### Exercise aim
Reply with nothing except the number of lines that contain the word "explode".

§ §

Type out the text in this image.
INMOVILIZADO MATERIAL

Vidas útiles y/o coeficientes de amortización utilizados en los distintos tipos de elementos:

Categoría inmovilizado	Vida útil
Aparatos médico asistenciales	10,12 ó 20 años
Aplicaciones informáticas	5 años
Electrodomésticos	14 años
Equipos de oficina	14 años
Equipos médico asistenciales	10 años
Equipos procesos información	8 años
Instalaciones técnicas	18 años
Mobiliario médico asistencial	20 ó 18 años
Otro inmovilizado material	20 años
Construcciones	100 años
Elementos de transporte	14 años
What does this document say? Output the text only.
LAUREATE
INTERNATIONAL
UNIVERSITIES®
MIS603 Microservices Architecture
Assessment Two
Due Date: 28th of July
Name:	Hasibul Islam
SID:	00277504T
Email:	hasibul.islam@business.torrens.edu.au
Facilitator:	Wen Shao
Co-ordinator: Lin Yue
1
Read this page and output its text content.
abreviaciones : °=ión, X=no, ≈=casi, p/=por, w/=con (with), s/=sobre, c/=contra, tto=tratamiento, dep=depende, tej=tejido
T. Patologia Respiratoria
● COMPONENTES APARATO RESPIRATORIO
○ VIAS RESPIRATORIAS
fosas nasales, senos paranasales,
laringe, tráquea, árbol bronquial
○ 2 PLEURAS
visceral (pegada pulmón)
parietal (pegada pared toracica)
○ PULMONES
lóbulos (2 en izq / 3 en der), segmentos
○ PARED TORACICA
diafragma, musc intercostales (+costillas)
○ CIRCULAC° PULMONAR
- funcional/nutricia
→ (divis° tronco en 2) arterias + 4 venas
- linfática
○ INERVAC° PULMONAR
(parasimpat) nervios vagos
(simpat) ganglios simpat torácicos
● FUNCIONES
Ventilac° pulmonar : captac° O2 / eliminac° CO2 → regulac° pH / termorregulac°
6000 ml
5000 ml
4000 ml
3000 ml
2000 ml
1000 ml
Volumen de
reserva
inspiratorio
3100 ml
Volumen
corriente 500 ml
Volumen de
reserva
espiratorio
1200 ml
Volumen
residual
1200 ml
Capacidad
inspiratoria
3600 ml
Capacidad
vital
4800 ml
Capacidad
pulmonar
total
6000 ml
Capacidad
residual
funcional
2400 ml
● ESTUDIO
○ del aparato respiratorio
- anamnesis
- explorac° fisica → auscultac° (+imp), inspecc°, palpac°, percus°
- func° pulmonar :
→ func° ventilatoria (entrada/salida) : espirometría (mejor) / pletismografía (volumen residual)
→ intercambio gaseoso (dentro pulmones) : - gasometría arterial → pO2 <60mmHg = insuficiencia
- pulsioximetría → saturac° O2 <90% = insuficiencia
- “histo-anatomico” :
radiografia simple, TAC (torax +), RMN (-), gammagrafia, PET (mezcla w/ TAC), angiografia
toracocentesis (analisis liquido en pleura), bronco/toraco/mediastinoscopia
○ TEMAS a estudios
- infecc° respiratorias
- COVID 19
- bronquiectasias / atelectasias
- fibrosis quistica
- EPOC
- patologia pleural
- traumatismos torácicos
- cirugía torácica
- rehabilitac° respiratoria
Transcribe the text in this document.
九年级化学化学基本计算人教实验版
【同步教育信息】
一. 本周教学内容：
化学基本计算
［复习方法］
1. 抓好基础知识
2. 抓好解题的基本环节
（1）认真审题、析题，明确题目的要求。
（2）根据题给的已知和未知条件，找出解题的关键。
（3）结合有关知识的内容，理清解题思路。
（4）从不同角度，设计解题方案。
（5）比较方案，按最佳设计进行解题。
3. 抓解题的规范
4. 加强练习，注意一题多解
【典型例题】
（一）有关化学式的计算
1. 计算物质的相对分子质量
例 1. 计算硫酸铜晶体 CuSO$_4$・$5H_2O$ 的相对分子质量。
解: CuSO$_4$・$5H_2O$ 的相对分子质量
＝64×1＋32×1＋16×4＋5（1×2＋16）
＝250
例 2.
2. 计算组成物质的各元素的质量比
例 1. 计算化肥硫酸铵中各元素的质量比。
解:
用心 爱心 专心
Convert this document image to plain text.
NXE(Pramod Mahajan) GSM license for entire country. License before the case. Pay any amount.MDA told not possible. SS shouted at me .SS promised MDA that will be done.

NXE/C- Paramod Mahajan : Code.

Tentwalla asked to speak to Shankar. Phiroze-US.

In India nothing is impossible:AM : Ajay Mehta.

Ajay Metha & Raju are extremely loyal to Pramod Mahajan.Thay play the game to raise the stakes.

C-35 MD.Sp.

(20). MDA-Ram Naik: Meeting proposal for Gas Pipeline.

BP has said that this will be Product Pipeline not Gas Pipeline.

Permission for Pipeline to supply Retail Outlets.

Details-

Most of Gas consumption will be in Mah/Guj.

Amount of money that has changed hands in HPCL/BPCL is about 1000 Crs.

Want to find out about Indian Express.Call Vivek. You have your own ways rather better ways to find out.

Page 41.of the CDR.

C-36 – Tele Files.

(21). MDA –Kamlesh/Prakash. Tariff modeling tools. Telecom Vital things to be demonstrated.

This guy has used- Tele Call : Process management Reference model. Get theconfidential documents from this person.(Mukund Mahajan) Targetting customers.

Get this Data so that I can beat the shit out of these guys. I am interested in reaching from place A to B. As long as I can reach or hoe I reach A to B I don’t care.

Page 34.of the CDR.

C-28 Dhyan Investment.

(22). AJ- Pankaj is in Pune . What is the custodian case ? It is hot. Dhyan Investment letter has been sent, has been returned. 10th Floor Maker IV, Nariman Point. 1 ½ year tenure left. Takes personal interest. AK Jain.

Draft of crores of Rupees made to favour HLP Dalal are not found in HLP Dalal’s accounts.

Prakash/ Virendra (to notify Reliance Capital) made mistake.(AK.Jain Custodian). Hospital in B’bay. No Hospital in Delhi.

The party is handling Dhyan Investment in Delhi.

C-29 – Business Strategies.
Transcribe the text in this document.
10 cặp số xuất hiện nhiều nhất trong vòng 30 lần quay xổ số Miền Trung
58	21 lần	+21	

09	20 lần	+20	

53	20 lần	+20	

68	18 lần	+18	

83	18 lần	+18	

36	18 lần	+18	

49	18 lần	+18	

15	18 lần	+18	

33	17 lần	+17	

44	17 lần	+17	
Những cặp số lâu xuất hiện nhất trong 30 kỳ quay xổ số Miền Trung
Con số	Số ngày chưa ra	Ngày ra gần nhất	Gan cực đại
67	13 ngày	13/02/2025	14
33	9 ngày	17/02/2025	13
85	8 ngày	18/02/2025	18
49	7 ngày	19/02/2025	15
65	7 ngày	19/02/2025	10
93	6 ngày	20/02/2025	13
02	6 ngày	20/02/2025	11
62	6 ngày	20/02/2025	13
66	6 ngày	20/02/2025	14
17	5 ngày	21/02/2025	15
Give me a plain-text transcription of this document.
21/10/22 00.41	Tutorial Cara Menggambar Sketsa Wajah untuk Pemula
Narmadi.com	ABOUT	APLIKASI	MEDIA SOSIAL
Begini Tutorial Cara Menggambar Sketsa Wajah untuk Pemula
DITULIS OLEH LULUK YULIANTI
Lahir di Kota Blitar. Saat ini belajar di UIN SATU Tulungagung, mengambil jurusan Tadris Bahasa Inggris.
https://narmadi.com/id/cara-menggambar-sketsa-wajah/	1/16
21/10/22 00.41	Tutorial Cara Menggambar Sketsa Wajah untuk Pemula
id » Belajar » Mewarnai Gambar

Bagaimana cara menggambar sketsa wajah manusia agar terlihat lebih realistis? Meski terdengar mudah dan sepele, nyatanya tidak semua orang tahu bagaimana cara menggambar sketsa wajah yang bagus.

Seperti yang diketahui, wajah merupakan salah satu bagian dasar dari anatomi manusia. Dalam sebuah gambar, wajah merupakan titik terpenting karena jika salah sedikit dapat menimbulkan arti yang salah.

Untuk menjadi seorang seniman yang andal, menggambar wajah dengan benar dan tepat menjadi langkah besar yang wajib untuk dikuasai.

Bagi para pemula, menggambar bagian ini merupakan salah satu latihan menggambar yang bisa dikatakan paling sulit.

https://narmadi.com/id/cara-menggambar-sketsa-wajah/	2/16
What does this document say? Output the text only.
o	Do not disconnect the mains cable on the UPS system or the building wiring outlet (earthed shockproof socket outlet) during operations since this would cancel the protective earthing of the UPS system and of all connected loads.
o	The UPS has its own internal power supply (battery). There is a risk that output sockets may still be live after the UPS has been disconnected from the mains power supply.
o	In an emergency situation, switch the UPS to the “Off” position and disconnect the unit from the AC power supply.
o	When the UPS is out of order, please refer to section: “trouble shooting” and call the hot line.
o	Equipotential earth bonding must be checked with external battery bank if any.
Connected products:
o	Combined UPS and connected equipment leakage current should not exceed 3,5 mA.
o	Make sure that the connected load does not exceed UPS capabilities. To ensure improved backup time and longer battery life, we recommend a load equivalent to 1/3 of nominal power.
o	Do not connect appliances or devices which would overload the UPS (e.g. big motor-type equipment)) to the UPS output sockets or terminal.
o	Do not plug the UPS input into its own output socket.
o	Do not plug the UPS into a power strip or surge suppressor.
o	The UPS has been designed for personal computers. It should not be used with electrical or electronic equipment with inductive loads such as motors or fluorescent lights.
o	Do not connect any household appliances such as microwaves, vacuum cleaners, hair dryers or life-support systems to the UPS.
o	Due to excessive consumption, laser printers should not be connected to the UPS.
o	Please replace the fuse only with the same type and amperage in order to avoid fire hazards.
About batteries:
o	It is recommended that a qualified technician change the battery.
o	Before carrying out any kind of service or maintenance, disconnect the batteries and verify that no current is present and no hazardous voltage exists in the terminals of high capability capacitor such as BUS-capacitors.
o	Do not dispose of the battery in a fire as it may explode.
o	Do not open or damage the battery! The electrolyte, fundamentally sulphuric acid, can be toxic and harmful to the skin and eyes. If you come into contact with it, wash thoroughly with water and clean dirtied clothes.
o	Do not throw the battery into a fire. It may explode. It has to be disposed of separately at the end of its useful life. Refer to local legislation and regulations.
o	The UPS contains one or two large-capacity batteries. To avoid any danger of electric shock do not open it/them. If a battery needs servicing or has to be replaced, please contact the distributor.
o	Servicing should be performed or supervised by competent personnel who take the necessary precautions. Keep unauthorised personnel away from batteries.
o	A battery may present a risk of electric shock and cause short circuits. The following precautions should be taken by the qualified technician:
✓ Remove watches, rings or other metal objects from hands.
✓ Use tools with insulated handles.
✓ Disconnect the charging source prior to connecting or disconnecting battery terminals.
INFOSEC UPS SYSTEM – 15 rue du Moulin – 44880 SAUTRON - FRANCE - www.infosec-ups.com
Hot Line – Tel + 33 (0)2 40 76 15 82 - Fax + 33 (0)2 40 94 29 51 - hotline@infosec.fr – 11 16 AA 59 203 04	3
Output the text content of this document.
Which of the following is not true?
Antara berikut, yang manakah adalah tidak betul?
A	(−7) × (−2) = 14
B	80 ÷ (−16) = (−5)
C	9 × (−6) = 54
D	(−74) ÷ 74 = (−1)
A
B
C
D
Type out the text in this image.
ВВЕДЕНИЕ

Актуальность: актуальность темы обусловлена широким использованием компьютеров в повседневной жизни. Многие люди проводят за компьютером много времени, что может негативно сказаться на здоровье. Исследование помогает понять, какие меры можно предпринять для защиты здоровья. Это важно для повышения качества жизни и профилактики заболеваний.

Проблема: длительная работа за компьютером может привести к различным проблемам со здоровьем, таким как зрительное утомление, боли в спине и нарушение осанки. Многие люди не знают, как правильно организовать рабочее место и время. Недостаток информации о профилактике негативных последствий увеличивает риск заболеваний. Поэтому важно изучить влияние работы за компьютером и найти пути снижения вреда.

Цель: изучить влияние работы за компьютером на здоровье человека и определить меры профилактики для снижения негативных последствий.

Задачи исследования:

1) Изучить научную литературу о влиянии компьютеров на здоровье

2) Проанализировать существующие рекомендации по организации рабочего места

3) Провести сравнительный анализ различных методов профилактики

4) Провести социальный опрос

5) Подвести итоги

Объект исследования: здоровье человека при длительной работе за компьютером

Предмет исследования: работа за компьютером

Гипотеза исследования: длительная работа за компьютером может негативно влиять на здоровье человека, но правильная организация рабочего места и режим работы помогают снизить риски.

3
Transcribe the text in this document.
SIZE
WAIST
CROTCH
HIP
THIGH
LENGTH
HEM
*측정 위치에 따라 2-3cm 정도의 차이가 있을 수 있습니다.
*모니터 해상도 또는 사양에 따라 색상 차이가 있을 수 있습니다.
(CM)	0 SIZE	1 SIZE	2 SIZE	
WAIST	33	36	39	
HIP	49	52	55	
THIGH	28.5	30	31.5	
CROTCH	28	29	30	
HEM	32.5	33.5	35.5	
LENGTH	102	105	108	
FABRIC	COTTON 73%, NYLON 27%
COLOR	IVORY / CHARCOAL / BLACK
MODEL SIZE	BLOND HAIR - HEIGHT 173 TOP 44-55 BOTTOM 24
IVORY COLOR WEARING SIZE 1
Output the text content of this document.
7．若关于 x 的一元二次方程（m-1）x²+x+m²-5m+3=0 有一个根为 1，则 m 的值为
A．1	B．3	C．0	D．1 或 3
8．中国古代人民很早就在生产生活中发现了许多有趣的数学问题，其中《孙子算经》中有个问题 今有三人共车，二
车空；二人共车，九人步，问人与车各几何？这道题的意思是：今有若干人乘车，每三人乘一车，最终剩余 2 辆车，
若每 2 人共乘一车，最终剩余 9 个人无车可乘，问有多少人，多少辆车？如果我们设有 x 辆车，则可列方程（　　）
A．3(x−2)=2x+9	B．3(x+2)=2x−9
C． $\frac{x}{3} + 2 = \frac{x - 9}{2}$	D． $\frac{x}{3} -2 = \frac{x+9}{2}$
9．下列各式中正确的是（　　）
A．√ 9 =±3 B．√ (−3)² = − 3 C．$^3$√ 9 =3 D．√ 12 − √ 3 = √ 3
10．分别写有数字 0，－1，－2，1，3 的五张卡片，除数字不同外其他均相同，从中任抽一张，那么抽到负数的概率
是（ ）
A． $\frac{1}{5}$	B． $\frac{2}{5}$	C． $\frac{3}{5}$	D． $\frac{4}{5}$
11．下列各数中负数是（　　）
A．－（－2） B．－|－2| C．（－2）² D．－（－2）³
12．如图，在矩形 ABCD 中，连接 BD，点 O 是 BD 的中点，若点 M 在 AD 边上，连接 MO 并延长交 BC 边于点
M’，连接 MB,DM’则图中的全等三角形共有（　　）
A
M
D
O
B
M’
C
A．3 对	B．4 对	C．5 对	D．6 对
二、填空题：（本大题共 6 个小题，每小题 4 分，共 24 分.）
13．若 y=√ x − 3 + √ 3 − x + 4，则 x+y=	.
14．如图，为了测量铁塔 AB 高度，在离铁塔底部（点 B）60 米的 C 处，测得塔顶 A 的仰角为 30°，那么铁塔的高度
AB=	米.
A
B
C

§ §

### Response to this task
2